Task: Repeat every line below exactly, word for word.

[Stored entries]
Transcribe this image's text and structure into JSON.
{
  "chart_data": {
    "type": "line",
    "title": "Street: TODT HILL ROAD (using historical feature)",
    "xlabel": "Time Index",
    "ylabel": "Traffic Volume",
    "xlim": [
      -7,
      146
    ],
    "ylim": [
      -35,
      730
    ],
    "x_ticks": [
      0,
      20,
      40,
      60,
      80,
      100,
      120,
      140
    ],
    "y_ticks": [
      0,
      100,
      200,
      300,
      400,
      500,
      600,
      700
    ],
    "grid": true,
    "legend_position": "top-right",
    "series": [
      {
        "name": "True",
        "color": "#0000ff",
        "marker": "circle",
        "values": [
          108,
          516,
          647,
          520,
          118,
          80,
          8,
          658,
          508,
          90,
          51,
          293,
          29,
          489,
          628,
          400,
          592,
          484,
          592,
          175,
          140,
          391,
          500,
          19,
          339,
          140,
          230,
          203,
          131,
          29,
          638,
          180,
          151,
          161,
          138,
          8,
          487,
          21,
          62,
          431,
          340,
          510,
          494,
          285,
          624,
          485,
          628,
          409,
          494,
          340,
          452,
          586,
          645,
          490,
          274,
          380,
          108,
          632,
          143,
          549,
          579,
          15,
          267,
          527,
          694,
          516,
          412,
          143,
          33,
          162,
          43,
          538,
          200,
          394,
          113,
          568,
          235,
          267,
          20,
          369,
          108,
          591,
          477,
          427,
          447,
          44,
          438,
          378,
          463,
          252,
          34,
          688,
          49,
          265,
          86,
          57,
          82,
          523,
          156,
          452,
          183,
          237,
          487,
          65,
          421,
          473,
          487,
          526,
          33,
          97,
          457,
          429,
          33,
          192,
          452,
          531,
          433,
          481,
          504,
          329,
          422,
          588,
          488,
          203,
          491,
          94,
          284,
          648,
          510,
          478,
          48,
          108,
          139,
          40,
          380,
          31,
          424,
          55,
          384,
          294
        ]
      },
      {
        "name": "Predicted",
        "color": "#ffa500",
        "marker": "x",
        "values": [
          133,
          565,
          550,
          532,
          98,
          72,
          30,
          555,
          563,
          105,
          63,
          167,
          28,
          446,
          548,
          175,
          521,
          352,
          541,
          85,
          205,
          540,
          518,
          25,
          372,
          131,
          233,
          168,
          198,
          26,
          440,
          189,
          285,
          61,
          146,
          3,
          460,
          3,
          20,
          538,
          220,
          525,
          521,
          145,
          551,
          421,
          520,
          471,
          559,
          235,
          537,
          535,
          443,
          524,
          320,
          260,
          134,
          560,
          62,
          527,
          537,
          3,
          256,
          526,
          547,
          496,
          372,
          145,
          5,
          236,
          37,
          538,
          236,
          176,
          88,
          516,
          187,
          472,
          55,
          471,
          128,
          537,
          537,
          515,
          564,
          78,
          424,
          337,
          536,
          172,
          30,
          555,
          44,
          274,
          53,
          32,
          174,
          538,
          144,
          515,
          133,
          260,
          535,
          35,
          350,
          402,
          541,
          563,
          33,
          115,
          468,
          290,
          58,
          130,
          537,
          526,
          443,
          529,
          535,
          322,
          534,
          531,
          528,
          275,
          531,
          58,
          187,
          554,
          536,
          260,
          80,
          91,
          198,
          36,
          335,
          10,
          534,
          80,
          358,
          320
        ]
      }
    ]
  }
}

The output:
Transcribe this image's text and structure into JSON.
{
  "chart_data": {
    "type": "line",
    "title": "Street: TODT HILL ROAD (using historical feature)",
    "xlabel": "Time Index",
    "ylabel": "Traffic Volume",
    "xlim": [
      -7,
      146
    ],
    "ylim": [
      -35,
      730
    ],
    "x_ticks": [
      0,
      20,
      40,
      60,
      80,
      100,
      120,
      140
    ],
    "y_ticks": [
      0,
      100,
      200,
      300,
      400,
      500,
      600,
      700
    ],
    "grid": true,
    "legend_position": "top-right",
    "series": [
      {
        "name": "True",
        "color": "#0000ff",
        "marker": "circle",
        "values": [
          108,
          516,
          647,
          520,
          118,
          80,
          8,
          658,
          508,
          90,
          51,
          293,
          29,
          489,
          628,
          400,
          592,
          484,
          592,
          175,
          140,
          391,
          500,
          19,
          339,
          140,
          230,
          203,
          131,
          29,
          638,
          180,
          151,
          161,
          138,
          8,
          487,
          21,
          62,
          431,
          340,
          510,
          494,
          285,
          624,
          485,
          628,
          409,
          494,
          340,
          452,
          586,
          645,
          490,
          274,
          380,
          108,
          632,
          143,
          549,
          579,
          15,
          267,
          527,
          694,
          516,
          412,
          143,
          33,
          162,
          43,
          538,
          200,
          394,
          113,
          568,
          235,
          267,
          20,
          369,
          108,
          591,
          477,
          427,
          447,
          44,
          438,
          378,
          463,
          252,
          34,
          688,
          49,
          265,
          86,
          57,
          82,
          523,
          156,
          452,
          183,
          237,
          487,
          65,
          421,
          473,
          487,
          526,
          33,
          97,
          457,
          429,
          33,
          192,
          452,
          531,
          433,
          481,
          504,
          329,
          422,
          588,
          488,
          203,
          491,
          94,
          284,
          648,
          510,
          478,
          48,
          108,
          139,
          40,
          380,
          31,
          424,
          55,
          384,
          294
        ]
      },
      {
        "name": "Predicted",
        "color": "#ffa500",
        "marker": "x",
        "values": [
          133,
          565,
          550,
          532,
          98,
          72,
          30,
          555,
          563,
          105,
          63,
          167,
          28,
          446,
          548,
          175,
          521,
          352,
          541,
          85,
          205,
          540,
          518,
          25,
          372,
          131,
          233,
          168,
          198,
          26,
          440,
          189,
          285,
          61,
          146,
          3,
          460,
          3,
          20,
          538,
          220,
          525,
          521,
          145,
          551,
          421,
          520,
          471,
          559,
          235,
          537,
          535,
          443,
          524,
          320,
          260,
          134,
          560,
          62,
          527,
          537,
          3,
          256,
          526,
          547,
          496,
          372,
          145,
          5,
          236,
          37,
          538,
          236,
          176,
          88,
          516,
          187,
          472,
          55,
          471,
          128,
          537,
          537,
          515,
          564,
          78,
          424,
          337,
          536,
          172,
          30,
          555,
          44,
          274,
          53,
          32,
          174,
          538,
          144,
          515,
          133,
          260,
          535,
          35,
          350,
          402,
          541,
          563,
          33,
          115,
          468,
          290,
          58,
          130,
          537,
          526,
          443,
          529,
          535,
          322,
          534,
          531,
          528,
          275,
          531,
          58,
          187,
          554,
          536,
          260,
          80,
          91,
          198,
          36,
          335,
          10,
          534,
          80,
          358,
          320
        ]
      }
    ]
  }
}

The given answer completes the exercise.